:: GIVEN INSTRUCTION ::
Below are the records. Gather each line that holds "publice".

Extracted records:
= = = = = = =
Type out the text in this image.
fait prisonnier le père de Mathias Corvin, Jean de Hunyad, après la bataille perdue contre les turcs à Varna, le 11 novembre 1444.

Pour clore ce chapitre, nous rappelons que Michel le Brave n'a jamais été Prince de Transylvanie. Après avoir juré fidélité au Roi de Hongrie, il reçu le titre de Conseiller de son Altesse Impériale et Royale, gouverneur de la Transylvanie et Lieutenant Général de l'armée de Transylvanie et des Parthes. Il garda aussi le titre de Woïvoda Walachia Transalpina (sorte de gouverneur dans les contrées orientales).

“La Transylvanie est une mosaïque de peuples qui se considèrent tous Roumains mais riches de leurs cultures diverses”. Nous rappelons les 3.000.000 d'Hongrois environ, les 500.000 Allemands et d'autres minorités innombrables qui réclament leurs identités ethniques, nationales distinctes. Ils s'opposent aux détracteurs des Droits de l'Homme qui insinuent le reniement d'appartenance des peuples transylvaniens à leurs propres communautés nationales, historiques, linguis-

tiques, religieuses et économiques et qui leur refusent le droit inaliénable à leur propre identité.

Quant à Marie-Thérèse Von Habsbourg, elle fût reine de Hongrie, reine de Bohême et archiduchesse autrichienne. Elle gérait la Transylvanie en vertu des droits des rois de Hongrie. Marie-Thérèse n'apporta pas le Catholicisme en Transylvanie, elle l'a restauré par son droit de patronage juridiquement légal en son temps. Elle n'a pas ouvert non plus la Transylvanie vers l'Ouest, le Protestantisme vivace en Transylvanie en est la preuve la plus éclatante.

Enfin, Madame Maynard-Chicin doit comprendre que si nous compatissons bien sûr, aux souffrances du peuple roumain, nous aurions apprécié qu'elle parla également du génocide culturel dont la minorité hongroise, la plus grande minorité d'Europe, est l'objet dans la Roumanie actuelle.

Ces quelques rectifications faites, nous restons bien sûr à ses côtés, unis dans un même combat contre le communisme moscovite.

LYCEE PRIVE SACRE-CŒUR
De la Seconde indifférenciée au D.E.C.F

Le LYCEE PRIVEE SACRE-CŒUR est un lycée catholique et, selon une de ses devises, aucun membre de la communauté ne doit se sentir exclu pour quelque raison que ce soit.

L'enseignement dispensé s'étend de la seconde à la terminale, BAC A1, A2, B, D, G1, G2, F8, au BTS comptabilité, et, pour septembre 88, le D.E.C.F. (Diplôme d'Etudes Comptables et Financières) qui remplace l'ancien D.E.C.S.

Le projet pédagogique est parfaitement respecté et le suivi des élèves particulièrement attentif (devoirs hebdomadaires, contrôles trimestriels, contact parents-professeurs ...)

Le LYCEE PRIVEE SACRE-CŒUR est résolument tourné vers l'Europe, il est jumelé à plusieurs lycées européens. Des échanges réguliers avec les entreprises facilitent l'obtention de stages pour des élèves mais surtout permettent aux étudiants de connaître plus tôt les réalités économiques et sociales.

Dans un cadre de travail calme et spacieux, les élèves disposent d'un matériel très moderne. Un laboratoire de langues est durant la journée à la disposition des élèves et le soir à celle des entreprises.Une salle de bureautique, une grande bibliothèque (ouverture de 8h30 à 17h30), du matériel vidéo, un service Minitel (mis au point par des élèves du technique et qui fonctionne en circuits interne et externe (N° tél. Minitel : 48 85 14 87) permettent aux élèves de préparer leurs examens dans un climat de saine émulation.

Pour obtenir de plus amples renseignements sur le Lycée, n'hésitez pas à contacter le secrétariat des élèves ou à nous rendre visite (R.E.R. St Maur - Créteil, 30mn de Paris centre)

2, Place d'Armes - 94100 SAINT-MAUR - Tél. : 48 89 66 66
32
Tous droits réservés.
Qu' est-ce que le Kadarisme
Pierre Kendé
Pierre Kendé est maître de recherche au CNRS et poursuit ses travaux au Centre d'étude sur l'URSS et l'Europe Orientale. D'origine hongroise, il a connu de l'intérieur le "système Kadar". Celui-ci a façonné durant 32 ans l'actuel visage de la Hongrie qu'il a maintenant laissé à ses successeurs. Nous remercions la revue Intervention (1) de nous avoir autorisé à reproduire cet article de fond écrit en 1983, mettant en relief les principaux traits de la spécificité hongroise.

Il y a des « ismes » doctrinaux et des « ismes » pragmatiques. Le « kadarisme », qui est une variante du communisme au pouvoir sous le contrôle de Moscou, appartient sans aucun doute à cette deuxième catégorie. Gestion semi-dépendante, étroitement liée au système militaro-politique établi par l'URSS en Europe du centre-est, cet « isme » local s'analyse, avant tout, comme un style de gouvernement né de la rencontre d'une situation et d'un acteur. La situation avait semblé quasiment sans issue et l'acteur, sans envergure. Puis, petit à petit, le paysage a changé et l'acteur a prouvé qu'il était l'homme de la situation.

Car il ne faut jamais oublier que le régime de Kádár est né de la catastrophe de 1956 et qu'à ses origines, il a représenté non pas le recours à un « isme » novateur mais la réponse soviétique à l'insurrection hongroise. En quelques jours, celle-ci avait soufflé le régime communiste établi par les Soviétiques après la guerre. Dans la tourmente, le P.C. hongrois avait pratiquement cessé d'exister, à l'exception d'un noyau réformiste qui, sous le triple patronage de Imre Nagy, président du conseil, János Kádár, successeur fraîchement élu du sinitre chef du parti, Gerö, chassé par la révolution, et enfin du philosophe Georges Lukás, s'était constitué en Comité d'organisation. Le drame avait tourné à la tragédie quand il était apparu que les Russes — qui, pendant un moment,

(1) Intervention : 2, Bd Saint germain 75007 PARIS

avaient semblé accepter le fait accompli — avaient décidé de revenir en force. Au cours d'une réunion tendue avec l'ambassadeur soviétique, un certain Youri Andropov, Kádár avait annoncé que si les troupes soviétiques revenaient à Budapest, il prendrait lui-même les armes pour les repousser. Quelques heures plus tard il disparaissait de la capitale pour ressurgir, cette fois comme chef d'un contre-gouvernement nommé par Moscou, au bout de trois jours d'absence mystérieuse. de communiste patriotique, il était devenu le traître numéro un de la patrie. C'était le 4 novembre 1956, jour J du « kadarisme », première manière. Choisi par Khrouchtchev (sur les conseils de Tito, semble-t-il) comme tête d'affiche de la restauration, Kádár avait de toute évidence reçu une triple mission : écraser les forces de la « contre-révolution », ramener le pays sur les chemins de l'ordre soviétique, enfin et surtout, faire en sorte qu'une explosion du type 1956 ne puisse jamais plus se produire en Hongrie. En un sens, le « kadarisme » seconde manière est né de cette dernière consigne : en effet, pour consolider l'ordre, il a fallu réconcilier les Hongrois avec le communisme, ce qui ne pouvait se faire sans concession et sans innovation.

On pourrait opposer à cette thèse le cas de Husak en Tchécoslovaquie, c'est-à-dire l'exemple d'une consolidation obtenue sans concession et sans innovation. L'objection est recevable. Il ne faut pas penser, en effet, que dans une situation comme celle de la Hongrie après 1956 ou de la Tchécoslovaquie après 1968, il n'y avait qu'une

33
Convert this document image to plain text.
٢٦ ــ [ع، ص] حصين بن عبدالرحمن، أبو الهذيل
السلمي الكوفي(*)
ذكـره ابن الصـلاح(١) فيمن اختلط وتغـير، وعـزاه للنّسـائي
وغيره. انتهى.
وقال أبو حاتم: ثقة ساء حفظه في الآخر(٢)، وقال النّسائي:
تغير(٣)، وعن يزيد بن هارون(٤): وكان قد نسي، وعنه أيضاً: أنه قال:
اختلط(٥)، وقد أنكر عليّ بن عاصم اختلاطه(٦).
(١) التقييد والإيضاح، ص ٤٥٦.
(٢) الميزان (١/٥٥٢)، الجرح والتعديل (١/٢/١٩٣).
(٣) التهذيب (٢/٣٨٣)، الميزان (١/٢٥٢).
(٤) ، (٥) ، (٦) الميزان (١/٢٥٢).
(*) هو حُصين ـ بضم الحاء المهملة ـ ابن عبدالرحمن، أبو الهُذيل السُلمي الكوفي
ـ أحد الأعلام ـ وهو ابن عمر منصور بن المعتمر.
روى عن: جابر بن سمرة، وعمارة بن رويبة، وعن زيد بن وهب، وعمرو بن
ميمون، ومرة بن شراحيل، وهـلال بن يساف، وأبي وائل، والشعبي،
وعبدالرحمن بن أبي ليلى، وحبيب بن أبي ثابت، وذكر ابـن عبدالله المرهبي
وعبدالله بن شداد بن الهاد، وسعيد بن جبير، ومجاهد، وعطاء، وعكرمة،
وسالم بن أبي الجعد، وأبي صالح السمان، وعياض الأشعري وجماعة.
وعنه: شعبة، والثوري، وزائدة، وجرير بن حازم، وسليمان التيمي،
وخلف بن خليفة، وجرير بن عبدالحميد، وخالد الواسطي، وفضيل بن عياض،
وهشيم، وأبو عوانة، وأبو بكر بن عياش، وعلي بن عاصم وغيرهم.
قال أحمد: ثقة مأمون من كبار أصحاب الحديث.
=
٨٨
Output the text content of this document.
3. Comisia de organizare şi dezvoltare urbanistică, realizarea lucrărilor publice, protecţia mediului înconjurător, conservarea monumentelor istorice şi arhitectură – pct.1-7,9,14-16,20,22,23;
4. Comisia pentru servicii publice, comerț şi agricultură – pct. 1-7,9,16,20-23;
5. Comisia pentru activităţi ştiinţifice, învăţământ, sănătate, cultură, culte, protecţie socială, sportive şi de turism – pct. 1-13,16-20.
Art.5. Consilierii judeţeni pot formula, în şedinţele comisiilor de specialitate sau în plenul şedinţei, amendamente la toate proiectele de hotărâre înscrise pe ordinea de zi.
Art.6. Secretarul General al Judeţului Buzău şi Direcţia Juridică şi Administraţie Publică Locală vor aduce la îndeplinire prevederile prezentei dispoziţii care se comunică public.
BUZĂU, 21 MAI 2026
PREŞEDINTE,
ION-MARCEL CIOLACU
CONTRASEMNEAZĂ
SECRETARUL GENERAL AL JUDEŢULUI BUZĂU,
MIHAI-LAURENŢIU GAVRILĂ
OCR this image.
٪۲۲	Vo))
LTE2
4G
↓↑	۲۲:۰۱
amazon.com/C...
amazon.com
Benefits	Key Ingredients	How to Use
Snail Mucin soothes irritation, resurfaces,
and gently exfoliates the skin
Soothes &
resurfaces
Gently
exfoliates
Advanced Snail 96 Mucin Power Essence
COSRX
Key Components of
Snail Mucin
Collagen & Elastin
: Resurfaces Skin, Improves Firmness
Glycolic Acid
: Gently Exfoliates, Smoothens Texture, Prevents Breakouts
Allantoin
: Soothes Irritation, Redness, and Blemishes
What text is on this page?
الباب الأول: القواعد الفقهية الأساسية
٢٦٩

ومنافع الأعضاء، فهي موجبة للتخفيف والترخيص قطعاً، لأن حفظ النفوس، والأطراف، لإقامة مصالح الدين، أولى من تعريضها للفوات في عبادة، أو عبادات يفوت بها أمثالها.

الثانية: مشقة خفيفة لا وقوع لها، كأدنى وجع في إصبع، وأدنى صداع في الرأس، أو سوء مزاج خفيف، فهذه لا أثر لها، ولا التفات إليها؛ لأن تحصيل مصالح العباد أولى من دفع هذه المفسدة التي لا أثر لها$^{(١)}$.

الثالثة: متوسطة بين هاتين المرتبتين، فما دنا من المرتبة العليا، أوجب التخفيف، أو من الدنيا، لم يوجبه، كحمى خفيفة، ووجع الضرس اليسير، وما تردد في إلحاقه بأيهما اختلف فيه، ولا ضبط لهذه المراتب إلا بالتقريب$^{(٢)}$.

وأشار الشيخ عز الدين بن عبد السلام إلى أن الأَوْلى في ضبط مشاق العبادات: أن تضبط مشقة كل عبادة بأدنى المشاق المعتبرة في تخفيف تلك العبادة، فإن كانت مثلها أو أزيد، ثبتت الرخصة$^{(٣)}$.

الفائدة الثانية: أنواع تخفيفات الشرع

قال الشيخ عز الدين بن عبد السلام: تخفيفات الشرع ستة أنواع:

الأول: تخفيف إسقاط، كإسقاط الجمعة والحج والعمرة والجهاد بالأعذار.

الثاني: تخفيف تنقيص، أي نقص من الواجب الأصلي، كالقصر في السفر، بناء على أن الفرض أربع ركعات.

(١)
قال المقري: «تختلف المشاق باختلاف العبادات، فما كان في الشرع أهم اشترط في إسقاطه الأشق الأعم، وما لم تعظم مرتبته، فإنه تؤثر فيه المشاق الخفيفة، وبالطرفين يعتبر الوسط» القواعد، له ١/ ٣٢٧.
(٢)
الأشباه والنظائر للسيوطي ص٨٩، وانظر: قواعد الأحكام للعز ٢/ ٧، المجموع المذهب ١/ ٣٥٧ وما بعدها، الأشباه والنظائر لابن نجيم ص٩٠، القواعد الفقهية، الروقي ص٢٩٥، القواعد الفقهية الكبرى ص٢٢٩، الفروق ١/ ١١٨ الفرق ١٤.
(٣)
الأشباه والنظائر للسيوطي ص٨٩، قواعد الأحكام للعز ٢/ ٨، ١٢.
= = = = = = =
:: SOLVED PROBLEM ::
3. Comisia de organizare şi dezvoltare urbanistică, realizarea lucrărilor publice, protecţia mediului înconjurător, conservarea monumentelor istorice şi arhitectură – pct.1-7,9,14-16,20,22,23;
4. Comisia pentru servicii publice, comerț şi agricultură – pct. 1-7,9,16,20-23;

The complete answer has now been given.